_TASK REQUIREMENTS_. Every entry that follows should be reproduced exactly.

_EXTRACTED RECORDS_.

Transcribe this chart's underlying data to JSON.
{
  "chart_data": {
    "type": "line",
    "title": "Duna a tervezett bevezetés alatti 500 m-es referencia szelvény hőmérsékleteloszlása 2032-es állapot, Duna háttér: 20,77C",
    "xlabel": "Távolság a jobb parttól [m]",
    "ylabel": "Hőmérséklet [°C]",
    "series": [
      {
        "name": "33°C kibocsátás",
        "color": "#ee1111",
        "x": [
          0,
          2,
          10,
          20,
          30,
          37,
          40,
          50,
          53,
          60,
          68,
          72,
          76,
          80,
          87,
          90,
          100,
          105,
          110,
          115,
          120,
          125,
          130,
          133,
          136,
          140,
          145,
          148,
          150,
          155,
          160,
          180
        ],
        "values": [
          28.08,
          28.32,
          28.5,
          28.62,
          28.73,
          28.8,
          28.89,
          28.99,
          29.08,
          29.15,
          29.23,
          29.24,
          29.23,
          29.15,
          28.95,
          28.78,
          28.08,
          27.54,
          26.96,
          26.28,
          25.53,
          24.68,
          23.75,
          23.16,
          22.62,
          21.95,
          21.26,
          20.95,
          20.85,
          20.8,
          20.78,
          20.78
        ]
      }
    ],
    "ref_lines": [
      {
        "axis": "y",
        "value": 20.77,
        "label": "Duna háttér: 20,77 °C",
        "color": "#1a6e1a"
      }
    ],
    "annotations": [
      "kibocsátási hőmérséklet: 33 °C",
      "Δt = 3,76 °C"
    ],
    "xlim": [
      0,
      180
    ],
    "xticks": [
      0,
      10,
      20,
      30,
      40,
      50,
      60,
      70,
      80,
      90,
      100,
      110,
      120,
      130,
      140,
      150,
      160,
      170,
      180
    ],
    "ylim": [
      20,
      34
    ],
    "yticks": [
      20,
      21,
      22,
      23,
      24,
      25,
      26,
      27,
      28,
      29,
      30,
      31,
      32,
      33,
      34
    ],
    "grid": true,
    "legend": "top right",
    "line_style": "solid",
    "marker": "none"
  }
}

_WRITTEN ANSWER_.
Transcribe this chart's underlying data to JSON.
{
  "chart_data": {
    "type": "line",
    "title": "Duna a tervezett bevezetés alatti 500 m-es referencia szelvény hőmérsékleteloszlása 2032-es állapot, Duna háttér: 20,77C",
    "xlabel": "Távolság a jobb parttól [m]",
    "ylabel": "Hőmérséklet [°C]",
    "series": [
      {
        "name": "33°C kibocsátás",
        "color": "#ee1111",
        "x": [
          0,
          2,
          10,
          20,
          30,
          37,
          40,
          50,
          53,
          60,
          68,
          72,
          76,
          80,
          87,
          90,
          100,
          105,
          110,
          115,
          120,
          125,
          130,
          133,
          136,
          140,
          145,
          148,
          150,
          155,
          160,
          180
        ],
        "values": [
          28.08,
          28.32,
          28.5,
          28.62,
          28.73,
          28.8,
          28.89,
          28.99,
          29.08,
          29.15,
          29.23,
          29.24,
          29.23,
          29.15,
          28.95,
          28.78,
          28.08,
          27.54,
          26.96,
          26.28,
          25.53,
          24.68,
          23.75,
          23.16,
          22.62,
          21.95,
          21.26,
          20.95,
          20.85,
          20.8,
          20.78,
          20.78
        ]
      }
    ],
    "ref_lines": [
      {
        "axis": "y",
        "value": 20.77,
        "label": "Duna háttér: 20,77 °C",
        "color": "#1a6e1a"
      }
    ],
    "annotations": [
      "kibocsátási hőmérséklet: 33 °C",
      "Δt = 3,76 °C"
    ],
    "xlim": [
      0,
      180
    ],
    "xticks": [
      0,
      10,
      20,
      30,
      40,
      50,
      60,
      70,
      80,
      90,
      100,
      110,
      120,
      130,
      140,
      150,
      160,
      170,
      180
    ],
    "ylim": [
      20,
      34
    ],
    "yticks": [
      20,
      21,
      22,
      23,
      24,
      25,
      26,
      27,
      28,
      29,
      30,
      31,
      32,
      33,
      34
    ],
    "grid": true,
    "legend": "top right",
    "line_style": "solid",
    "marker": "none"
  }
}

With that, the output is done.